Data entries
▬▬▬
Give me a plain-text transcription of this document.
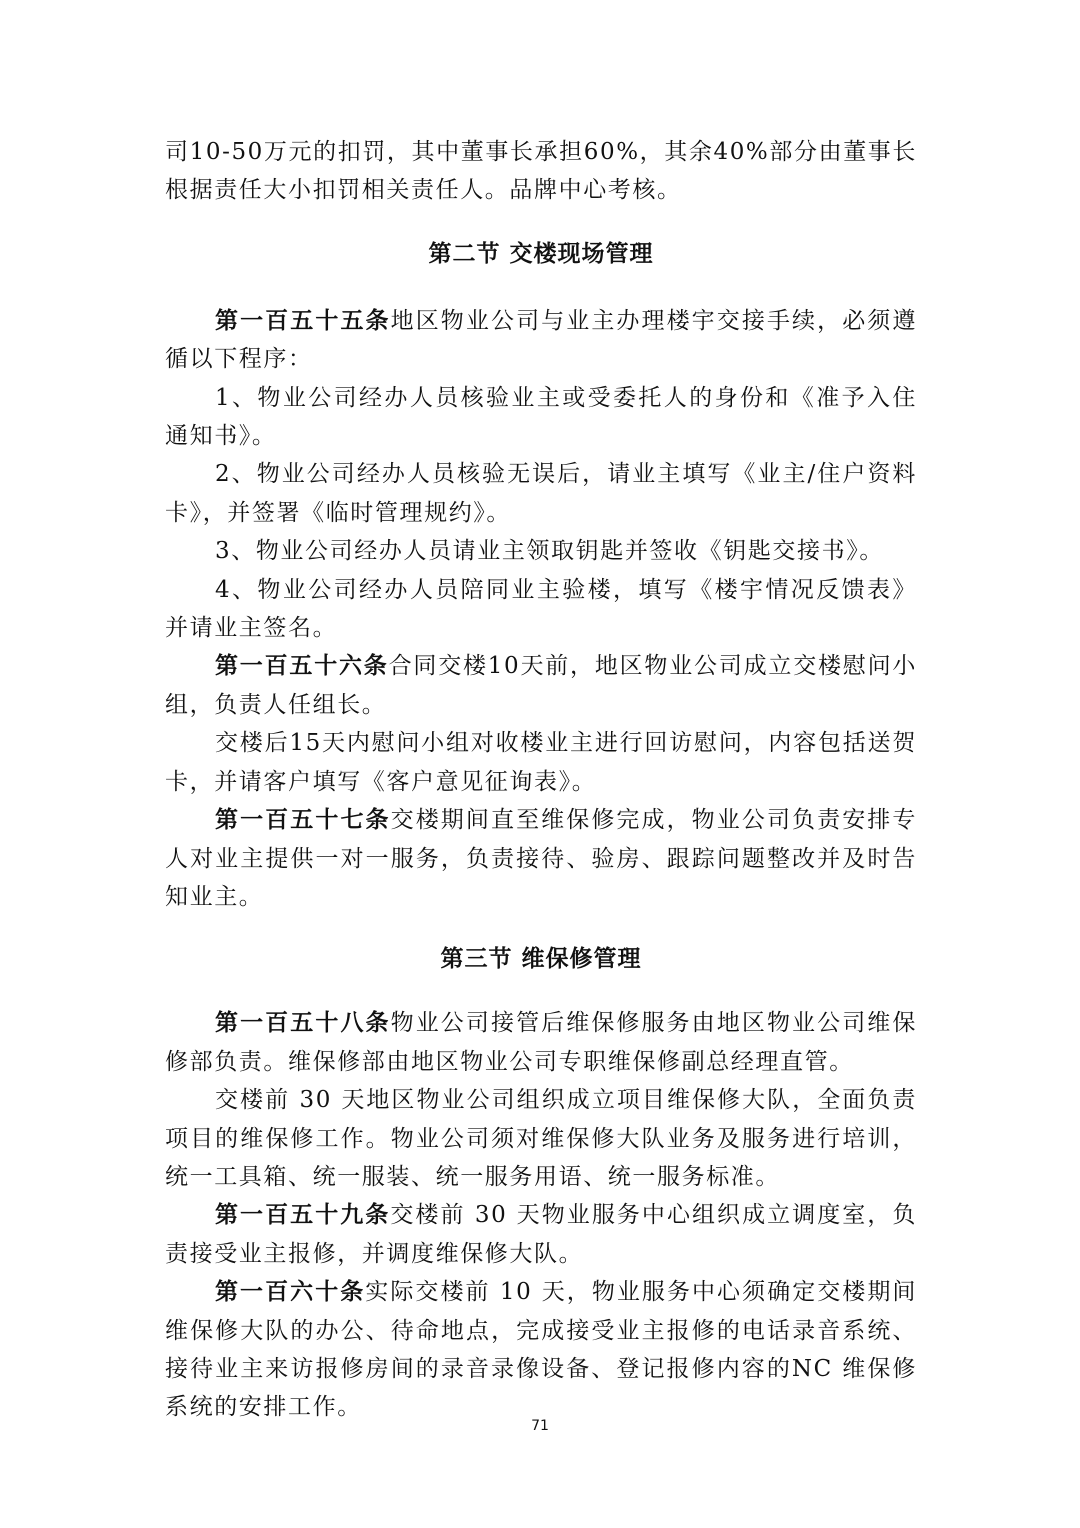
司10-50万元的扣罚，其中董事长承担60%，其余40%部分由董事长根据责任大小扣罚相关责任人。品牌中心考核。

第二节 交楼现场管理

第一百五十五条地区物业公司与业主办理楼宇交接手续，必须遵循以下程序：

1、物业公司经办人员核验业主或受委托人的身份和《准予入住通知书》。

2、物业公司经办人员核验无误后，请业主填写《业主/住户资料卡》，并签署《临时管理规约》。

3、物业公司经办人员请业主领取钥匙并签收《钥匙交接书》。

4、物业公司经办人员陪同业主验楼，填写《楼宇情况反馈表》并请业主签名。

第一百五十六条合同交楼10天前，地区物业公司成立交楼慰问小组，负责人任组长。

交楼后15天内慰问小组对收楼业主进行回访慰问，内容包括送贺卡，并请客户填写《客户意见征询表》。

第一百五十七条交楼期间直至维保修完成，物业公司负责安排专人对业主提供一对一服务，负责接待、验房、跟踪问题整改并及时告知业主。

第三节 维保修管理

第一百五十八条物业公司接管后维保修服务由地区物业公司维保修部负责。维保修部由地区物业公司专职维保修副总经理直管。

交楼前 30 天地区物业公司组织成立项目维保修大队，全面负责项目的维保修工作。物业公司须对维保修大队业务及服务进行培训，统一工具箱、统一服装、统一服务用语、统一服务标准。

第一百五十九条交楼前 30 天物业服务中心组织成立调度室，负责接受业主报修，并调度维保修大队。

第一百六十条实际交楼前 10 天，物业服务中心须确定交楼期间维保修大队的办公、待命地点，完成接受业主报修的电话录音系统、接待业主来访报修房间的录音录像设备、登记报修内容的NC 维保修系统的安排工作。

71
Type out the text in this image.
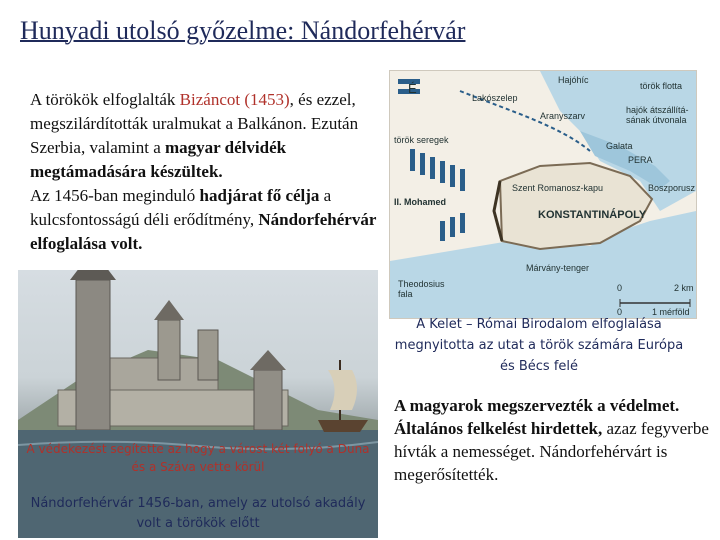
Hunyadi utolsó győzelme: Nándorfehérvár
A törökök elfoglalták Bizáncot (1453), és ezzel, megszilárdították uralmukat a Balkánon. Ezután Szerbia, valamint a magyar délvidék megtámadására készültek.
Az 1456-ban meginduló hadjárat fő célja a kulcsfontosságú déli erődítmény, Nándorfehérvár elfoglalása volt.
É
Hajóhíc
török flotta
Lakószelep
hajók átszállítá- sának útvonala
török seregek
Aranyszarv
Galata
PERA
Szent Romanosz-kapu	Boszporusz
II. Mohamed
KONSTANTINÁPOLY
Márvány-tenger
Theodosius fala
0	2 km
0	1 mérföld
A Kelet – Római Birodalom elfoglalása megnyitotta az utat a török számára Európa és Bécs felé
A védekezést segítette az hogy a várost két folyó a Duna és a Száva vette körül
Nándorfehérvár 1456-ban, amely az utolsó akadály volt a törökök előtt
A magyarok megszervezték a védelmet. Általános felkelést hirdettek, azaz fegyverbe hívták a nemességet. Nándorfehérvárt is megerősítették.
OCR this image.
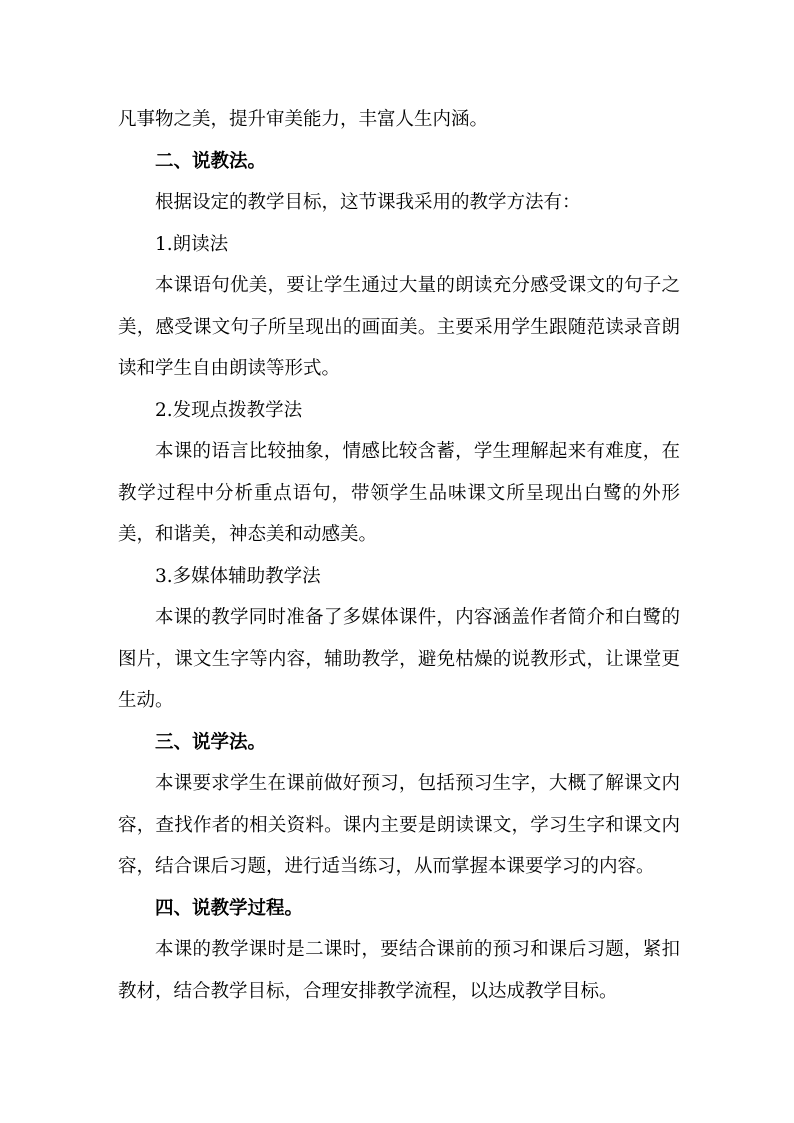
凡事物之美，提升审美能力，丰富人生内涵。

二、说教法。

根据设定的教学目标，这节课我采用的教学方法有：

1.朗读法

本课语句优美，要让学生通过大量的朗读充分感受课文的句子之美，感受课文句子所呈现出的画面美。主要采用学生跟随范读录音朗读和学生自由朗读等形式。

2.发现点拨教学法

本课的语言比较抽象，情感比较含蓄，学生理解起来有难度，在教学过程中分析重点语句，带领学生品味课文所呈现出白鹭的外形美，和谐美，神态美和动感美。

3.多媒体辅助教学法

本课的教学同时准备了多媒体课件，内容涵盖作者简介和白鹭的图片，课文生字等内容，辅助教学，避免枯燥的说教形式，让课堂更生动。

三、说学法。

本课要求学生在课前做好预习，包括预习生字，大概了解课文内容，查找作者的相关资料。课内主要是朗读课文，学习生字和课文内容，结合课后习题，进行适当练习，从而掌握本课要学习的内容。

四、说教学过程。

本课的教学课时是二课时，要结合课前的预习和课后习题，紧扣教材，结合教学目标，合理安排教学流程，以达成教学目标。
▬▬▬
◆ OBJECTIVE
With the pictures left out, please output each line from the one containing "OCR this image." through the end of the entries, exactly as it is.

◆ SOLVED PROBLEM
OCR this image.
凡事物之美，提升审美能力，丰富人生内涵。

二、说教法。

根据设定的教学目标，这节课我采用的教学方法有：

1.朗读法

本课语句优美，要让学生通过大量的朗读充分感受课文的句子之美，感受课文句子所呈现出的画面美。主要采用学生跟随范读录音朗读和学生自由朗读等形式。

2.发现点拨教学法

本课的语言比较抽象，情感比较含蓄，学生理解起来有难度，在教学过程中分析重点语句，带领学生品味课文所呈现出白鹭的外形美，和谐美，神态美和动感美。

3.多媒体辅助教学法

本课的教学同时准备了多媒体课件，内容涵盖作者简介和白鹭的图片，课文生字等内容，辅助教学，避免枯燥的说教形式，让课堂更生动。

三、说学法。

本课要求学生在课前做好预习，包括预习生字，大概了解课文内容，查找作者的相关资料。课内主要是朗读课文，学习生字和课文内容，结合课后习题，进行适当练习，从而掌握本课要学习的内容。

四、说教学过程。

本课的教学课时是二课时，要结合课前的预习和课后习题，紧扣教材，结合教学目标，合理安排教学流程，以达成教学目标。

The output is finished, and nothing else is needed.